◆ **TASK DETAILS**
Every line of the material below must be repeated exactly.

Dataset entries:
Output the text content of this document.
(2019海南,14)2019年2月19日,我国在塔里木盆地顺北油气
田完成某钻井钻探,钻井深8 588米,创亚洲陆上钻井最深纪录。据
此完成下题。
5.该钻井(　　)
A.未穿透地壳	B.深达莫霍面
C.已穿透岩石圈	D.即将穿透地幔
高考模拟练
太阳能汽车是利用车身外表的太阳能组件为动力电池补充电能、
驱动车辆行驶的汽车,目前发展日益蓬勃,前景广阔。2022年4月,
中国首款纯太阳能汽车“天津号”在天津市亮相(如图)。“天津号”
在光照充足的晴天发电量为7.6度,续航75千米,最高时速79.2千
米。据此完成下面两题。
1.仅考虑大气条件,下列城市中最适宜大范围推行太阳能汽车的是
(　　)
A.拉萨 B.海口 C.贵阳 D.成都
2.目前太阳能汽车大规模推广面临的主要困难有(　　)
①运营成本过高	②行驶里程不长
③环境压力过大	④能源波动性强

◆ **PROBLEM SOLUTION**
Output the text content of this document.
(2019海南,14)2019年2月19日,我国在塔里木盆地顺北油气
田完成某钻井钻探,钻井深8 588米,创亚洲陆上钻井最深纪录。据
此完成下题。
5.该钻井(　　)
A.未穿透地壳	B.深达莫霍面
C.已穿透岩石圈	D.即将穿透地幔
高考模拟练
太阳能汽车是利用车身外表的太阳能组件为动力电池补充电能、
驱动车辆行驶的汽车,目前发展日益蓬勃,前景广阔。2022年4月,
中国首款纯太阳能汽车“天津号”在天津市亮相(如图)。“天津号”
在光照充足的晴天发电量为7.6度,续航75千米,最高时速79.2千
米。据此完成下面两题。
1.仅考虑大气条件,下列城市中最适宜大范围推行太阳能汽车的是
(　　)
A.拉萨 B.海口 C.贵阳 D.成都
2.目前太阳能汽车大规模推广面临的主要困难有(　　)
①运营成本过高	②行驶里程不长
③环境压力过大	④能源波动性强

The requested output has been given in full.